> Description of the task
Find the lines below that contain the string "India". Copy each one.
+---+
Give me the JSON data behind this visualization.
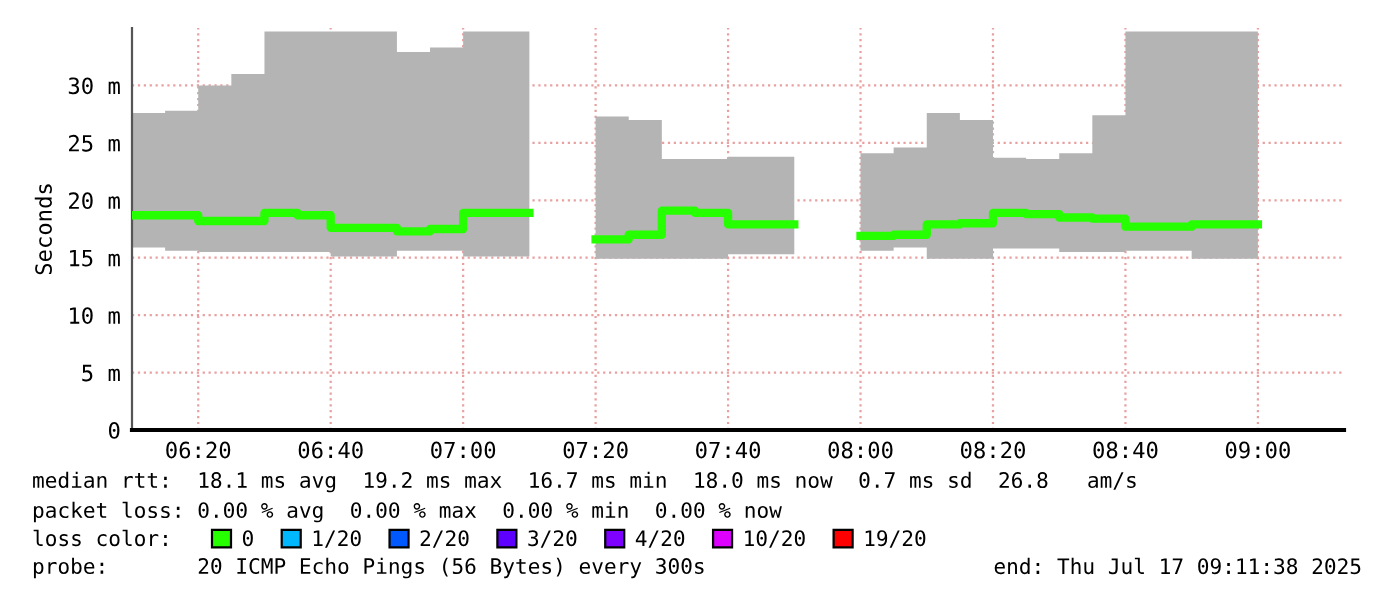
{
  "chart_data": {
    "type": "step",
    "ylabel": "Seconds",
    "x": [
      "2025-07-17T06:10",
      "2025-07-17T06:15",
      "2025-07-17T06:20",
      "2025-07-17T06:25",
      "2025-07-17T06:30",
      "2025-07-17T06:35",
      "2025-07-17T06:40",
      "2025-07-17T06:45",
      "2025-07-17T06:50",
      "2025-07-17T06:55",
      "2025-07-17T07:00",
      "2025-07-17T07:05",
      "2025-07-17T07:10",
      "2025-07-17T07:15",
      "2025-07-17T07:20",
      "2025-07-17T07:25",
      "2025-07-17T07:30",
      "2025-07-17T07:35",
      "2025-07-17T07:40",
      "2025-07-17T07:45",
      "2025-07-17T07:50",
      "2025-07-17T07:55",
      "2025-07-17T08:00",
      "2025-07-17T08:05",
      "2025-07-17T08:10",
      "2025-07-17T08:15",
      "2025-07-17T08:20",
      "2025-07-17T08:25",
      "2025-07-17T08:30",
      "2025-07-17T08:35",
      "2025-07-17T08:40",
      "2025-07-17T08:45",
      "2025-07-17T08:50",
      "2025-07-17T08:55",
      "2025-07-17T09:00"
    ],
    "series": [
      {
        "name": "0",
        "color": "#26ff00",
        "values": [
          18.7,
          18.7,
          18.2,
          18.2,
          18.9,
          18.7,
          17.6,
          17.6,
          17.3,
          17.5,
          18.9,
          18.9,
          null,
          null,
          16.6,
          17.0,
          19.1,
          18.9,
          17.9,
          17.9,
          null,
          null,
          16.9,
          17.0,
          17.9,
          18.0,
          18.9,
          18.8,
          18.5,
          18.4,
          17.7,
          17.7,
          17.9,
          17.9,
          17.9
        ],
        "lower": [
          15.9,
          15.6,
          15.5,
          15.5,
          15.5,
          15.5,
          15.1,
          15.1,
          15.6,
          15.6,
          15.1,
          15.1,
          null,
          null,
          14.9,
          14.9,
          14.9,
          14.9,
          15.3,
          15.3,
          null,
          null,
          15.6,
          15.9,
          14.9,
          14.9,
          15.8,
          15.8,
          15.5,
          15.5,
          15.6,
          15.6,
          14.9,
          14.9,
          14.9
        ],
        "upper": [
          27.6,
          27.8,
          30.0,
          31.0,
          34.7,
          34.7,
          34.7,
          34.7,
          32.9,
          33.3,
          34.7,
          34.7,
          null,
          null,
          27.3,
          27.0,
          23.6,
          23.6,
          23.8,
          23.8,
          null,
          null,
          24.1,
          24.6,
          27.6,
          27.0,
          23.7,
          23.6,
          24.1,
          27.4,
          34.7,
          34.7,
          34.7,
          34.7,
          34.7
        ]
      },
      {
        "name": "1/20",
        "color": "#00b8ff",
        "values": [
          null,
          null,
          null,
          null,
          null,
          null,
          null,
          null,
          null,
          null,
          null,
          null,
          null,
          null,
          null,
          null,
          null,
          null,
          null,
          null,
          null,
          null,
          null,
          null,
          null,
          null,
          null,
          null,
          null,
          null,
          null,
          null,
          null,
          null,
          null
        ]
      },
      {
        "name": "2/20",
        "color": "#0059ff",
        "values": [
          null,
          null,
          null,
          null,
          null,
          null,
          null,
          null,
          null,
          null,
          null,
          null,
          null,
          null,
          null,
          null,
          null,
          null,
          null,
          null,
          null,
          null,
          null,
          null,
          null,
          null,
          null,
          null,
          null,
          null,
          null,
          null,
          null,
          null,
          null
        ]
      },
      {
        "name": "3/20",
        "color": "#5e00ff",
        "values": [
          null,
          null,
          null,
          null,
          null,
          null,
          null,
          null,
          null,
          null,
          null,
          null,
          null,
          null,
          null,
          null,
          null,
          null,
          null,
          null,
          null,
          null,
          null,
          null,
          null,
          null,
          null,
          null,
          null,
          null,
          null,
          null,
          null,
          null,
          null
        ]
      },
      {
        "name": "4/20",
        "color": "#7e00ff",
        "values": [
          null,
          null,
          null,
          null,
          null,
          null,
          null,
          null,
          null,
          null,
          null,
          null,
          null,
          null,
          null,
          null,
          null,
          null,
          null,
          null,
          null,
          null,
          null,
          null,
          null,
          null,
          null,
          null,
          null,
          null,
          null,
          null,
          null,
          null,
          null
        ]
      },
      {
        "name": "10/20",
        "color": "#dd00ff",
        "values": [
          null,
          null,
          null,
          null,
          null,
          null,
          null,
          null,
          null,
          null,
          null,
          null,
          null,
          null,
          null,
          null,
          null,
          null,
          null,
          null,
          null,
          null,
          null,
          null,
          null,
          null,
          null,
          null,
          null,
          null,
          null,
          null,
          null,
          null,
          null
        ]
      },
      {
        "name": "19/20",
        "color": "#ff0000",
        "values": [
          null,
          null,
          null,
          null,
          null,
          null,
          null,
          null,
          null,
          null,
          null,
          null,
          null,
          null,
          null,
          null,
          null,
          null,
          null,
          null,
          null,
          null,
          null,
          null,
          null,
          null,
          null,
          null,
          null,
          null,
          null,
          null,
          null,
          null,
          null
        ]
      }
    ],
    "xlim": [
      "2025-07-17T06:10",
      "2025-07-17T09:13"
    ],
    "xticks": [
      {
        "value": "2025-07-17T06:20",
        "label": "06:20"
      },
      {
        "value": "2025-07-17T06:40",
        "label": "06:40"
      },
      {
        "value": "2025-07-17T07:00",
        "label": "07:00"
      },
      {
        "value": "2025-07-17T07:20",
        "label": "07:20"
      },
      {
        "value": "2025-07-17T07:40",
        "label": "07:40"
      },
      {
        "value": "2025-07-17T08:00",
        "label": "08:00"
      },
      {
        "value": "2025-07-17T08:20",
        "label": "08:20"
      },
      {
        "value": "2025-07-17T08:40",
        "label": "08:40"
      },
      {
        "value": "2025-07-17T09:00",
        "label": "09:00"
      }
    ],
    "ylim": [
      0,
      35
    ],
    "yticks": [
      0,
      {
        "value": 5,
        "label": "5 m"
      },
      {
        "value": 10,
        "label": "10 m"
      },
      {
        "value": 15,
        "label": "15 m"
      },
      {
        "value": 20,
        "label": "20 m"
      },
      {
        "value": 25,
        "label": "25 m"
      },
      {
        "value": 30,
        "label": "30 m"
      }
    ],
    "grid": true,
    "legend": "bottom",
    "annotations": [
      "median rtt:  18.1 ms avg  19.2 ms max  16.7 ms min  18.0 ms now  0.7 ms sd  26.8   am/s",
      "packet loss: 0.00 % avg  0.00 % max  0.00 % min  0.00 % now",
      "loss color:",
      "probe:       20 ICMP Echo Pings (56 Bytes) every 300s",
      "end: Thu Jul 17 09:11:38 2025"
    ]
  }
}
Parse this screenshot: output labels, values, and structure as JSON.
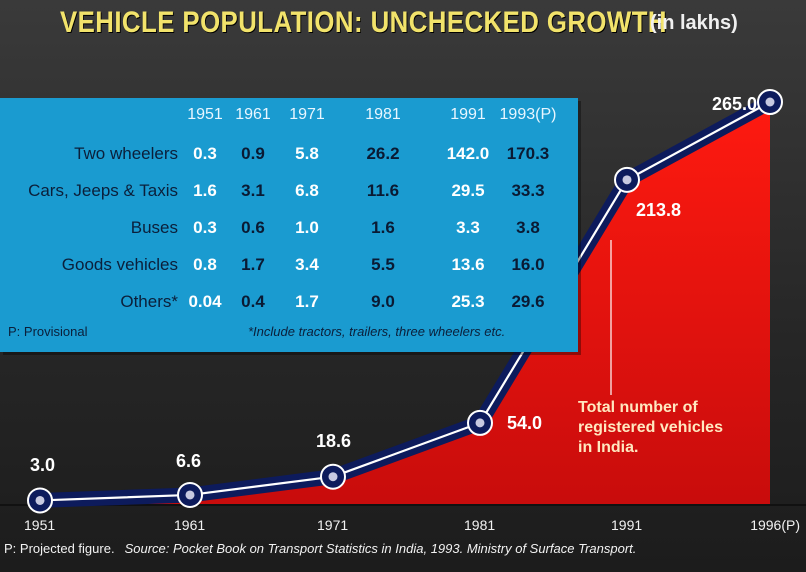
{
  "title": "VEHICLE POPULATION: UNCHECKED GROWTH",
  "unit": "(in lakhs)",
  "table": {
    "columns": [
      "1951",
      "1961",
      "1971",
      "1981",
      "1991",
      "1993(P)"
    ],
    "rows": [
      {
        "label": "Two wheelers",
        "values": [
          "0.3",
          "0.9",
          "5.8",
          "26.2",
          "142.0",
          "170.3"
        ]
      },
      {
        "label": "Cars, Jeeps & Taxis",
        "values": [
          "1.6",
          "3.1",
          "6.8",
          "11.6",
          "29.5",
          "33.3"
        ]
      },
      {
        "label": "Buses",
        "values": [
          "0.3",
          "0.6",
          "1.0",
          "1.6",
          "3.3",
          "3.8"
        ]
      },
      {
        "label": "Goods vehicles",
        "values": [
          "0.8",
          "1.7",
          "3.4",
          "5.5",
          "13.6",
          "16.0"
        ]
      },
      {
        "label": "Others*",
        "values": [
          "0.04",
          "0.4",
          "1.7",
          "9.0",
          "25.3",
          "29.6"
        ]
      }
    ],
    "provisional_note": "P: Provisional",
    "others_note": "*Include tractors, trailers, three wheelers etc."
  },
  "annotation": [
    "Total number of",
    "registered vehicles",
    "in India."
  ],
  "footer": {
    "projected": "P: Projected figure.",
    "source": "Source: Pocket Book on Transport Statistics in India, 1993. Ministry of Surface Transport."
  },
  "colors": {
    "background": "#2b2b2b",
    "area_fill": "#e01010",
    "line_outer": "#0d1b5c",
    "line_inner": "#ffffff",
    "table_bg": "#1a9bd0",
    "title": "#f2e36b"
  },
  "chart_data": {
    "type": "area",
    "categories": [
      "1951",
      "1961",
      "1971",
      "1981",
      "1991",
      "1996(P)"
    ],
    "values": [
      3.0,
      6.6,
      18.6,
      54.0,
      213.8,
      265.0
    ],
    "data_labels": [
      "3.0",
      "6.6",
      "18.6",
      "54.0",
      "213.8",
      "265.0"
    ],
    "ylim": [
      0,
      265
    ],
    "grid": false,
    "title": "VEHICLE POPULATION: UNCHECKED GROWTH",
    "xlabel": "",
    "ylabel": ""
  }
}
+---+
> Right answer
    "in India."
    "source": "Source: Pocket Book on Transport Statistics in India, 1993. Ministry of Surface Transport."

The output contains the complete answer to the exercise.